** Start **
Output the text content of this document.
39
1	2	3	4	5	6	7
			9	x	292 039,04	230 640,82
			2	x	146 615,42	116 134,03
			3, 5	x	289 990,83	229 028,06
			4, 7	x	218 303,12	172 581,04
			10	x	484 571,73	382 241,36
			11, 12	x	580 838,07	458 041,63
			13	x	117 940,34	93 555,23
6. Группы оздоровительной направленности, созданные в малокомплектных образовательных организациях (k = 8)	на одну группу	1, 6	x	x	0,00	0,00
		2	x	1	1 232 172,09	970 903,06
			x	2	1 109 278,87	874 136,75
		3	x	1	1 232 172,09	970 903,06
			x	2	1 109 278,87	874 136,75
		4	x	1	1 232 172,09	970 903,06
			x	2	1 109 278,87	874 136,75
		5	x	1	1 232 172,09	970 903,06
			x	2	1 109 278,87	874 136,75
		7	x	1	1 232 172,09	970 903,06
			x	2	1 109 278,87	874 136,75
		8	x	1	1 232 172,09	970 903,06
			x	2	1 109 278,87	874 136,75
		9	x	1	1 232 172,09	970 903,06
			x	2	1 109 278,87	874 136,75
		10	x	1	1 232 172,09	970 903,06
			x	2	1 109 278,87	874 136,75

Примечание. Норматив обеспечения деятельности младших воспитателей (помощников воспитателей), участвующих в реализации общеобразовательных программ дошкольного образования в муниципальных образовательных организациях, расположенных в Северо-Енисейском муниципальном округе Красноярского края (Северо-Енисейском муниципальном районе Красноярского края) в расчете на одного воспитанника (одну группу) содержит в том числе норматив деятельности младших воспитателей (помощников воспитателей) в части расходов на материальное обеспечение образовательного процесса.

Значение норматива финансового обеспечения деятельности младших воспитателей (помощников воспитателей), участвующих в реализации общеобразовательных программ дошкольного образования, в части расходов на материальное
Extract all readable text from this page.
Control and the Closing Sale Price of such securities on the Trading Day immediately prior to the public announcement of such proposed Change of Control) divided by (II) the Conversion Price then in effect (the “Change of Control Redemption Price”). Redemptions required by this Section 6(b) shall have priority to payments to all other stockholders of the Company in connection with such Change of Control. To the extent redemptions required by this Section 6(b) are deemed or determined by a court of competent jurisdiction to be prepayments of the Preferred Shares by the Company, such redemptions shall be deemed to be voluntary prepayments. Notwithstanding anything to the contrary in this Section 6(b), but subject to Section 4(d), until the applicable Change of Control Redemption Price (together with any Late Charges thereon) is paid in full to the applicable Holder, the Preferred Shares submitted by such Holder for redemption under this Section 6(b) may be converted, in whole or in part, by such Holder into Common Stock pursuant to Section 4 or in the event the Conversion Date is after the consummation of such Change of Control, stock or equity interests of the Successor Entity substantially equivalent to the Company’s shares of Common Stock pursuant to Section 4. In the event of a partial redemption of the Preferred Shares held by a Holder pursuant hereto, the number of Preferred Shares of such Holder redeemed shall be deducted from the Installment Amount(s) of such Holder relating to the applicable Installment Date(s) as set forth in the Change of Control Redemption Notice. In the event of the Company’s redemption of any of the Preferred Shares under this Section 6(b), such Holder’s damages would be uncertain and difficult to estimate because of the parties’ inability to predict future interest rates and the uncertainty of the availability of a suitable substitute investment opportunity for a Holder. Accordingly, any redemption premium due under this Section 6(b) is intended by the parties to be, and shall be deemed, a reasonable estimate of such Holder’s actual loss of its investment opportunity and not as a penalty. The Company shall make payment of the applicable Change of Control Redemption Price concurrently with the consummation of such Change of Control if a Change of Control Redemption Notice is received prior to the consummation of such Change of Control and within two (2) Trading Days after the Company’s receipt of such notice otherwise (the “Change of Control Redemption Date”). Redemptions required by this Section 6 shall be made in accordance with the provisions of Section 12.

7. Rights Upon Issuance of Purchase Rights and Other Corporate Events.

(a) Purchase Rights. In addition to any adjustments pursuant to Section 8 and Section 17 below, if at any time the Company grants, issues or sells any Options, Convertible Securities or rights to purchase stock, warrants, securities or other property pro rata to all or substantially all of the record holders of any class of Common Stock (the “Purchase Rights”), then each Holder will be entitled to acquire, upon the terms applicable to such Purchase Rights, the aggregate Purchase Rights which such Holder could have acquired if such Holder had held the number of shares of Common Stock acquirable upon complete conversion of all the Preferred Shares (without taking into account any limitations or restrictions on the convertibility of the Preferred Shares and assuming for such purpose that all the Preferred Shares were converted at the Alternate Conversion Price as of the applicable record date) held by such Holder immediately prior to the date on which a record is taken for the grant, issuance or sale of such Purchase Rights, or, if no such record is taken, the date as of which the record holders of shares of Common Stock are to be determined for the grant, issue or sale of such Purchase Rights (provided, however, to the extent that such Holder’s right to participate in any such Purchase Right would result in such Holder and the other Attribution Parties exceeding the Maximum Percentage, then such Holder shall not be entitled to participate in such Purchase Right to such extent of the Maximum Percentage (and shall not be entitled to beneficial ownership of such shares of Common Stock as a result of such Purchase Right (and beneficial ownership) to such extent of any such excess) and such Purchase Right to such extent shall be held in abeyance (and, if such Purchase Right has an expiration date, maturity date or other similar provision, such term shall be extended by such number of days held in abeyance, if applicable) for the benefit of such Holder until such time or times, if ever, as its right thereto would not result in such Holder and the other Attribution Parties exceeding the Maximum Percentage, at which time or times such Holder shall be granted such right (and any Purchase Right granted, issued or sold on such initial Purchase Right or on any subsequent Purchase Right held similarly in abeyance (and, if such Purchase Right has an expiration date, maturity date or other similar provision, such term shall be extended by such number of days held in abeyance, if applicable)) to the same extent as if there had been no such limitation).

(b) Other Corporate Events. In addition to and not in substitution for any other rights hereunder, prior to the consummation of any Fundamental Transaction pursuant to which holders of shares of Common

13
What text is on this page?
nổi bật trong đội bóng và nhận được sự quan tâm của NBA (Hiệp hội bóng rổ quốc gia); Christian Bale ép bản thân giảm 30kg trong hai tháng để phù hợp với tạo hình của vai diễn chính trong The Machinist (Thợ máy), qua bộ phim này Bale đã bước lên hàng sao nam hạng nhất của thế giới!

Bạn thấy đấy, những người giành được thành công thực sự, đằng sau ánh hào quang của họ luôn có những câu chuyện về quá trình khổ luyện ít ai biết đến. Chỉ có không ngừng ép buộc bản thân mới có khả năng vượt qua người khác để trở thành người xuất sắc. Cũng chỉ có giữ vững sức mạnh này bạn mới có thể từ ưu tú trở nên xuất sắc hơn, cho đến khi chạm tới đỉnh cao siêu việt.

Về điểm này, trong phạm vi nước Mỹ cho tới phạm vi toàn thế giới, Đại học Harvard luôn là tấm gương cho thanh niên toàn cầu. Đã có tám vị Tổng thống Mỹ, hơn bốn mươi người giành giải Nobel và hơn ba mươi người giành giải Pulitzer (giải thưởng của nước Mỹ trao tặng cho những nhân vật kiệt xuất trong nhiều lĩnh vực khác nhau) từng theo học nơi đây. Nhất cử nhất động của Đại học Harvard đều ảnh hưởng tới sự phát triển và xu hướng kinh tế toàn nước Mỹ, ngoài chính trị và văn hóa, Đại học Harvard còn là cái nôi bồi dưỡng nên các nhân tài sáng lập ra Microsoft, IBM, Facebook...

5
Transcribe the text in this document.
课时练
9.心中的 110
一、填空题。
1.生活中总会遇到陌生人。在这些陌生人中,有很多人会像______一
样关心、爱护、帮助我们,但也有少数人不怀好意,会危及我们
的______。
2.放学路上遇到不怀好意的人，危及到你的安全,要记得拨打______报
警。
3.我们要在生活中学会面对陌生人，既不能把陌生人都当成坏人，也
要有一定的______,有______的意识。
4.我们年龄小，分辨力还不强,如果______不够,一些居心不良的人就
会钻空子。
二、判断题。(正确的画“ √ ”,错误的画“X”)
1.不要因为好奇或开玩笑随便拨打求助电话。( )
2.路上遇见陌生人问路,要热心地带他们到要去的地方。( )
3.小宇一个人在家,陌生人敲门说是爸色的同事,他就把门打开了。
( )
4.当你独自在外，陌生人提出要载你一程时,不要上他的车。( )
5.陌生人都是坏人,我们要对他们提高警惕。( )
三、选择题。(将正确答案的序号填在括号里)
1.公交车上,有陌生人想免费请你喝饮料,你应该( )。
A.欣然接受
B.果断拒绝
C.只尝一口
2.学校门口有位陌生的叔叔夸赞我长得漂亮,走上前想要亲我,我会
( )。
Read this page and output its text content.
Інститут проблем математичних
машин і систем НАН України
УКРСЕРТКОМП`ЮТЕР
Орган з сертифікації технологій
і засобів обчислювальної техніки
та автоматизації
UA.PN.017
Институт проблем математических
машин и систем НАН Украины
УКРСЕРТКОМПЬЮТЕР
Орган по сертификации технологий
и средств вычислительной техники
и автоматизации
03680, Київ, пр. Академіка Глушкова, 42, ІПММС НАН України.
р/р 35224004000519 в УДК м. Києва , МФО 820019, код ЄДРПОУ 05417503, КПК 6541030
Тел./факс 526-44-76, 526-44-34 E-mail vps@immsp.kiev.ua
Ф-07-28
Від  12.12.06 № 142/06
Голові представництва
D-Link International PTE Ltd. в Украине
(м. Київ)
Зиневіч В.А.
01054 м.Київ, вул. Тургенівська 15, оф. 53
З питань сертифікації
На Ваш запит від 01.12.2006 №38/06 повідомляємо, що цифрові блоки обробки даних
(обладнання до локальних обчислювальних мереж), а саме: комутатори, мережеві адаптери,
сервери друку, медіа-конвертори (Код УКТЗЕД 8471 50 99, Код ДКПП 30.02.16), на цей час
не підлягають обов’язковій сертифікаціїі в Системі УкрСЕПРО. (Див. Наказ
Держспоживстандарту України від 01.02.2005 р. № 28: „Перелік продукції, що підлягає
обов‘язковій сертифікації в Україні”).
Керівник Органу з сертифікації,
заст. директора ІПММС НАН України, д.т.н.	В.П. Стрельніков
** End **
EXERCISE GOAL:
Identify each line holding the string "text", and copy it out.

TASK ANSWER:
Output the text content of this document.
Extract all readable text from this page.
What text is on this page?
Transcribe the text in this document.
Read this page and output its text content.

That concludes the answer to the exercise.